[Begin EXCERPTED TEXT]

This indicates that the Jacobian truly is sparse, with no explicit zeroes visible.

dagewa · 2022-03-10T11:35:08Z

Likewise for P1

In this case there are a very small number of explicit zeroes visible, which are when we get crystal parameters that cannot be determined for particular reflections (e.g. length of unit cell vector parallel to the beam at some orientation).

dagewa · 2022-03-10T11:49:01Z

This branch does not change the default refinement engine, only the sparseness of the Jacobian. One thing that seemed worth exploring is whether setting engine=SparseLevMar makes a difference, as this would use not only a sparse Jacobian, but a sparse normal matrix as well.

engine=LevMar (default)

Command being timed: "dials.refine scan_varying=True track_jacobian_structure=True ../i23.expt ../i23.refl max_iterations=1"
	User time (seconds): 115.05
	System time (seconds): 3.99
	Percent of CPU this job got: 99%
	Elapsed (wall clock) time (h:mm:ss or m:ss): 1:59.51
	Average shared text size (kbytes): 0
	Average unshared data size (kbytes): 0
	Average stack size (kbytes): 0
	Average total size (kbytes): 0
	Maximum resident set size (kbytes): 6948076
	Average resident set size (kbytes): 0
	Major (requiring I/O) page faults: 0
	Minor (reclaiming a frame) page faults: 4550607
	Voluntary context switches: 66
	Involuntary context switches: 628
	Swaps: 0
	File system inputs: 2008
	File system outputs: 1423256
	Socket messages sent: 0
	Socket messages received: 0
	Signals delivered: 0
	Page size (bytes): 4096
	Exit status: 0

engine=SparseLevMar

Command being timed: "dials.refine scan_varying=True track_jacobian_structure=True ../i23.expt ../i23.refl max_iterations=1 engine=SparseLevMar"

[End EXCERPTED TEXT]

#### [REQUEST]
Resume the discussion of sparse Jacobians in refinement, starting right after its final line.

[Begin DATASET EXCERPTS]

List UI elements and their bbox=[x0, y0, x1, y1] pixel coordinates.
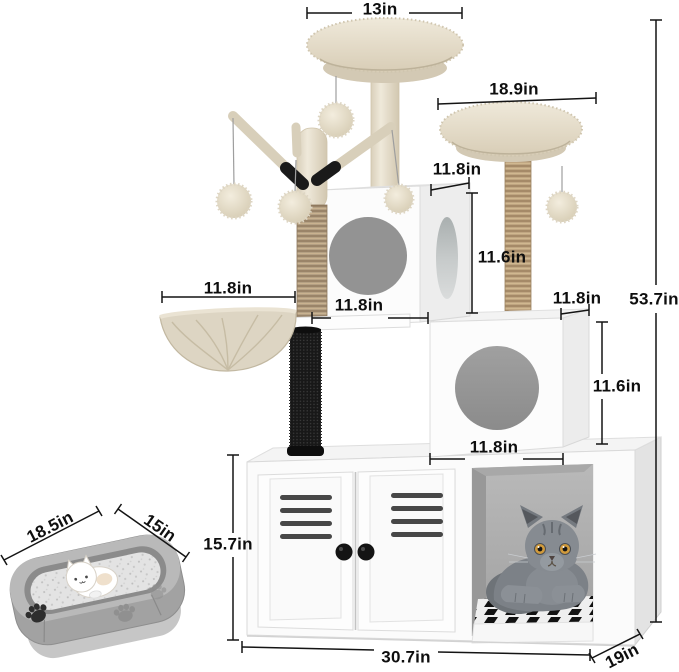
cabinet-base-shadow bbox=[246, 635, 636, 647]
door-vent-slats bbox=[280, 495, 332, 539]
dim-cabinet-width: 30.7in bbox=[381, 647, 431, 667]
toy-strings bbox=[232, 76, 563, 194]
center-post bbox=[296, 127, 328, 324]
dim-upper-cube-width: 11.8in bbox=[334, 295, 384, 315]
cabinet-side-panel bbox=[634, 436, 662, 647]
pompom-ball bbox=[317, 101, 355, 139]
pompom-ball bbox=[383, 183, 415, 215]
entry-hole bbox=[455, 346, 539, 430]
door-knob[interactable] bbox=[357, 543, 375, 561]
dim-total-height: 53.7in bbox=[629, 289, 679, 309]
door-knob[interactable] bbox=[335, 543, 353, 561]
pompom-ball bbox=[545, 190, 579, 224]
dim-lower-cube-width: 11.8in bbox=[469, 437, 519, 457]
dim-lower-cube-height: 11.6in bbox=[592, 376, 642, 396]
knob-highlight bbox=[339, 547, 343, 551]
whiskers bbox=[507, 553, 597, 563]
open-compartment bbox=[471, 464, 597, 644]
dim-lower-cube-depth: 11.8in bbox=[552, 288, 602, 308]
dim-upper-perch-width: 18.9in bbox=[489, 79, 539, 99]
cabinet-door-right[interactable] bbox=[357, 468, 456, 633]
dimension-lines bbox=[0, 7, 662, 664]
upper-cube-house bbox=[321, 182, 471, 327]
paw-toes bbox=[514, 592, 574, 604]
fur-stripes bbox=[542, 522, 562, 536]
dim-upper-cube-height: 11.6in bbox=[477, 247, 527, 267]
scratching-post bbox=[504, 149, 532, 326]
side-hole bbox=[436, 217, 458, 299]
hanging-toys bbox=[215, 76, 579, 225]
cabinet-door-left[interactable] bbox=[257, 471, 354, 631]
grooming-brush bbox=[287, 326, 324, 456]
entry-hole bbox=[329, 217, 407, 295]
knob-highlight bbox=[361, 547, 365, 551]
door-vent-slats bbox=[391, 493, 443, 537]
dim-upper-cube-depth: 11.8in bbox=[432, 159, 482, 179]
cartoon-cat bbox=[65, 554, 118, 599]
cat bbox=[486, 505, 597, 614]
lower-cube-house bbox=[429, 308, 590, 458]
dim-top-perch-width: 13in bbox=[362, 0, 398, 19]
hammock bbox=[159, 307, 297, 372]
cabinet bbox=[246, 436, 662, 647]
dim-hammock-width: 11.8in bbox=[203, 278, 253, 298]
top-perch bbox=[306, 17, 464, 83]
dim-cabinet-height: 15.7in bbox=[203, 534, 253, 554]
upper-perch bbox=[439, 101, 583, 162]
pompom-ball bbox=[215, 182, 253, 220]
play-branches bbox=[228, 111, 396, 190]
pompom-balls bbox=[215, 101, 579, 225]
litter-box-illustration bbox=[9, 534, 186, 659]
hammock-pleats bbox=[171, 314, 283, 371]
litter-tray-front bbox=[471, 621, 594, 644]
pompom-ball bbox=[277, 189, 313, 225]
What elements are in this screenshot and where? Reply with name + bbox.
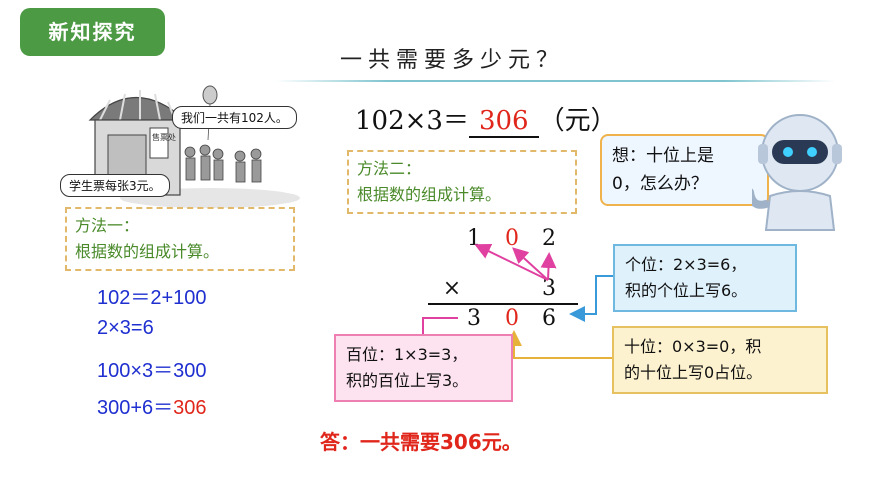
top-digit-tens: 0	[505, 226, 519, 251]
robot-thought-line-2: 0，怎么办？	[612, 174, 708, 194]
speech-bubble-top: 我们一共有102人。	[172, 106, 297, 129]
ones-note-line-2: 积的个位上写6。	[625, 281, 748, 300]
multiply-operator: ×	[442, 276, 462, 301]
calculation-rule	[428, 303, 578, 305]
method-one-text: 根据数的组成计算。	[75, 242, 220, 261]
tens-note-arrow	[506, 330, 612, 359]
equation-answer: 306	[468, 106, 539, 138]
arrow-to-tens	[512, 247, 549, 281]
arrow-to-hundreds	[474, 244, 549, 281]
step-line-4-result: 306	[173, 397, 207, 419]
multiply-arrows	[474, 244, 557, 281]
tens-note-line-1: 十位：0×3=0，积	[624, 337, 762, 356]
question-text: 一共需要多少元？	[340, 48, 565, 73]
method-two-title: 方法二：	[357, 159, 422, 178]
equation-expression: 102×3＝	[355, 106, 469, 136]
step-line-4-prefix: 300+6＝	[97, 397, 174, 419]
booth-sign: 售票处	[152, 132, 176, 142]
main-equation: 102×3＝306（元）	[355, 100, 617, 138]
robot-thought-bubble: 想：十位上是 0，怎么办？	[600, 134, 769, 206]
ones-place-note: 个位：2×3=6， 积的个位上写6。	[613, 244, 797, 312]
step-line-3: 100×3＝300	[97, 360, 207, 382]
top-digit-ones: 2	[542, 226, 556, 251]
robot-icon	[752, 114, 842, 231]
hundreds-note-line	[422, 317, 458, 334]
robot-thought-line-1: 想：十位上是	[612, 146, 714, 166]
step-line-4: 300+6＝306	[97, 391, 207, 420]
result-digit-ones: 6	[542, 306, 556, 331]
speech-bubble-bottom: 学生票每张3元。	[60, 174, 170, 197]
hundreds-note-line-1: 百位：1×3=3，	[346, 345, 468, 364]
tens-note-line-2: 的十位上写0占位。	[624, 363, 763, 382]
arrow-to-ones	[540, 252, 557, 281]
result-digit-tens: 0	[505, 306, 519, 331]
ones-note-line-1: 个位：2×3=6，	[625, 255, 747, 274]
method-two-box: 方法二： 根据数的组成计算。	[347, 150, 577, 214]
hundreds-place-note: 百位：1×3=3， 积的百位上写3。	[334, 334, 513, 402]
equation-unit: （元）	[538, 106, 617, 136]
step-line-2: 2×3=6	[97, 317, 154, 339]
section-badge: 新知探究	[20, 8, 165, 56]
result-digit-hundreds: 3	[467, 306, 481, 331]
step-line-1: 102＝2+100	[97, 287, 207, 309]
final-answer: 答：一共需要306元。	[320, 430, 522, 454]
method-one-box: 方法一： 根据数的组成计算。	[65, 207, 295, 271]
ones-note-arrow	[569, 275, 613, 322]
ticket-booth-illustration: 售票处 我们一共有102人。 学生票每张3元。	[60, 80, 300, 210]
tens-place-note: 十位：0×3=0，积 的十位上写0占位。	[612, 326, 828, 394]
question-underline	[275, 80, 835, 82]
multiplier-digit: 3	[542, 276, 556, 301]
hundreds-note-line-2: 积的百位上写3。	[346, 371, 469, 390]
method-one-title: 方法一：	[75, 216, 140, 235]
method-two-text: 根据数的组成计算。	[357, 185, 502, 204]
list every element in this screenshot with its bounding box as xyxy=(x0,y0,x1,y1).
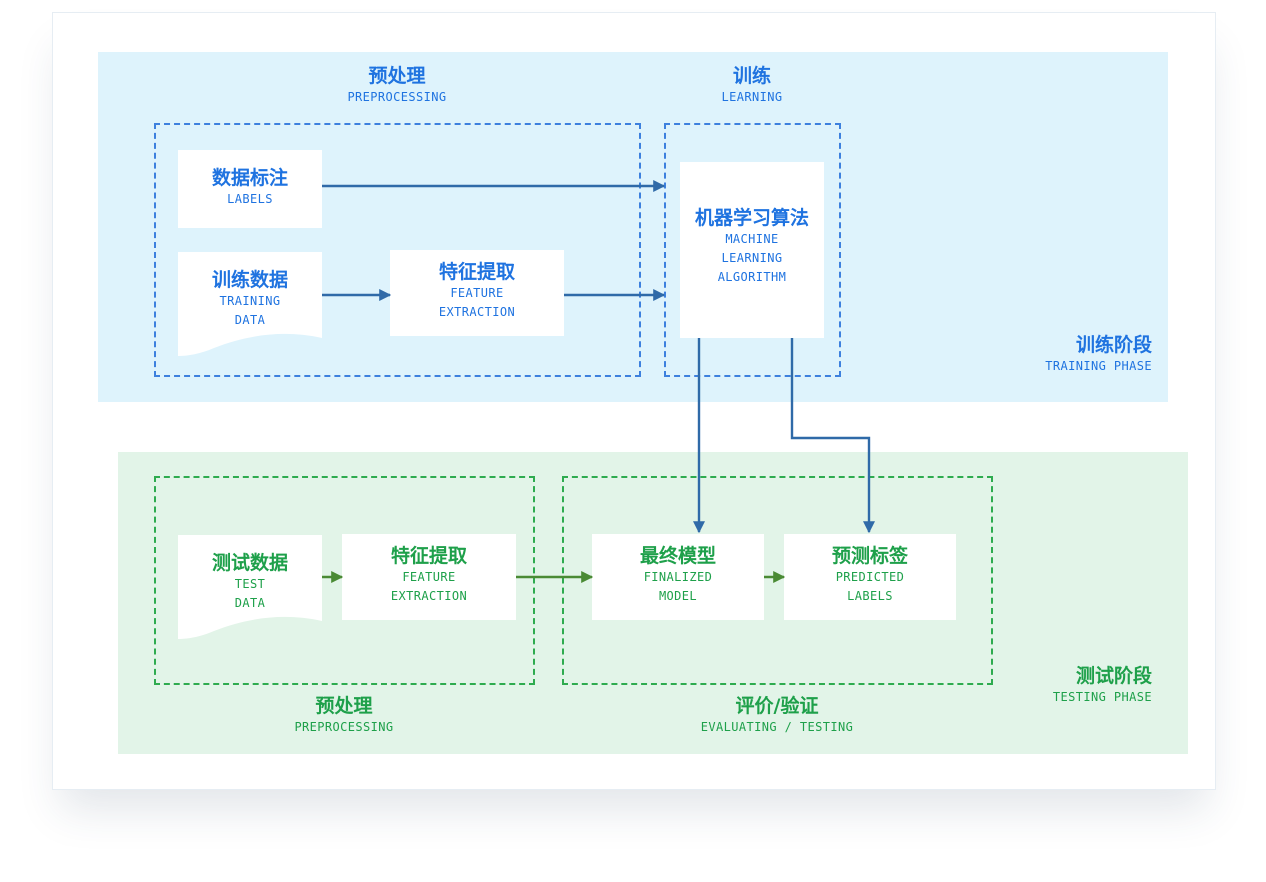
algorithm-en3: ALGORITHM xyxy=(717,270,787,284)
training-feature-box: 特征提取 FEATURE EXTRACTION xyxy=(390,250,564,336)
algorithm-en2: LEARNING xyxy=(721,251,783,265)
training-phase-en: TRAINING PHASE xyxy=(1045,359,1152,373)
training-phase-label: 训练阶段 TRAINING PHASE xyxy=(1000,333,1152,376)
training-data-en1: TRAINING xyxy=(219,294,281,308)
testing-preprocessing-group xyxy=(154,476,535,685)
testing-evaluating-group xyxy=(562,476,993,685)
training-learning-group xyxy=(664,123,841,377)
training-preprocessing-zh: 预处理 xyxy=(368,65,426,87)
final-model-en1: FINALIZED xyxy=(643,570,713,584)
testing-phase-zh: 测试阶段 xyxy=(1075,665,1152,687)
testing-feature-zh: 特征提取 xyxy=(390,545,467,567)
testing-evaluating-en: EVALUATING / TESTING xyxy=(700,720,854,734)
document-shape xyxy=(178,252,322,356)
training-feature-zh: 特征提取 xyxy=(438,261,515,283)
document-shape xyxy=(178,535,322,639)
training-data-zh: 训练数据 xyxy=(211,269,288,291)
testing-preprocessing-zh: 预处理 xyxy=(315,695,373,717)
predicted-en2: LABELS xyxy=(847,589,893,603)
testing-feature-box: 特征提取 FEATURE EXTRACTION xyxy=(342,534,516,620)
labels-en: LABELS xyxy=(227,192,273,206)
testing-feature-en1: FEATURE xyxy=(402,570,456,584)
final-model-box: 最终模型 FINALIZED MODEL xyxy=(592,534,764,620)
test-data-en2: DATA xyxy=(234,596,266,610)
algorithm-en1: MACHINE xyxy=(725,232,779,246)
labels-zh: 数据标注 xyxy=(211,167,288,189)
training-preprocessing-group xyxy=(154,123,641,377)
labels-box: 数据标注 LABELS xyxy=(178,150,322,228)
algorithm-zh: 机器学习算法 xyxy=(694,207,809,229)
training-learning-zh: 训练 xyxy=(732,65,771,87)
training-feature-en1: FEATURE xyxy=(450,286,504,300)
testing-feature-en2: EXTRACTION xyxy=(390,589,468,603)
final-model-zh: 最终模型 xyxy=(639,545,716,567)
training-preprocessing-en: PREPROCESSING xyxy=(347,90,447,104)
testing-evaluating-label: 评价/验证 EVALUATING / TESTING xyxy=(657,694,897,737)
final-model-en2: MODEL xyxy=(658,589,698,603)
training-phase-zh: 训练阶段 xyxy=(1075,334,1152,356)
test-data-box: 测试数据 TEST DATA xyxy=(178,535,322,641)
testing-phase-label: 测试阶段 TESTING PHASE xyxy=(1000,664,1152,707)
arrow-algorithm-to-predicted xyxy=(790,338,875,534)
training-learning-en: LEARNING xyxy=(721,90,783,104)
test-data-zh: 测试数据 xyxy=(211,552,288,574)
training-preprocessing-label: 预处理 PREPROCESSING xyxy=(297,64,497,107)
testing-preprocessing-en: PREPROCESSING xyxy=(294,720,394,734)
training-data-en2: DATA xyxy=(234,313,266,327)
training-feature-en2: EXTRACTION xyxy=(438,305,516,319)
predicted-en1: PREDICTED xyxy=(835,570,905,584)
predicted-labels-box: 预测标签 PREDICTED LABELS xyxy=(784,534,956,620)
testing-evaluating-zh: 评价/验证 xyxy=(735,695,819,717)
testing-preprocessing-label: 预处理 PREPROCESSING xyxy=(244,694,444,737)
testing-phase-en: TESTING PHASE xyxy=(1052,690,1152,704)
test-data-en1: TEST xyxy=(234,577,266,591)
training-data-box: 训练数据 TRAINING DATA xyxy=(178,252,322,358)
algorithm-box: 机器学习算法 MACHINE LEARNING ALGORITHM xyxy=(680,162,824,338)
training-learning-label: 训练 LEARNING xyxy=(672,64,832,107)
predicted-zh: 预测标签 xyxy=(831,545,908,567)
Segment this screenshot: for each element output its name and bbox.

[End DATASET EXCERPTS]

#### [RESPONSE TO THE TASK]
	User time (seconds): 110.34
	System time (seconds): 6.96
	Percent of CPU this job got: 99%
	Elapsed (wall clock) time (h:mm:ss or m:ss): 1:57.84
	Average shared text size (kbytes): 0
	Average unshared data size (kbytes): 0
	Average stack size (kbytes): 0
	Average total size (kbytes): 0
	Maximum resident set size (kbytes): 10517444
	Average resident set size (kbytes): 0
	Major (requiring I/O) page faults: 0
	Minor (reclaiming a frame) page faults: 8899464
	Voluntary context switches: 47
	Involuntary context switches: 903
	Swaps: 0
	File system inputs: 0
	File system outputs: 1423272
	Socket messages sent: 0
	Socket messages received: 0
	Signals delivered: 0
	Page size (bytes): 4096
	Exit status: 0

No, that didn't help! Peak memory requirements for SparseLevMar are 1.5 times higher than LevMar (for this job)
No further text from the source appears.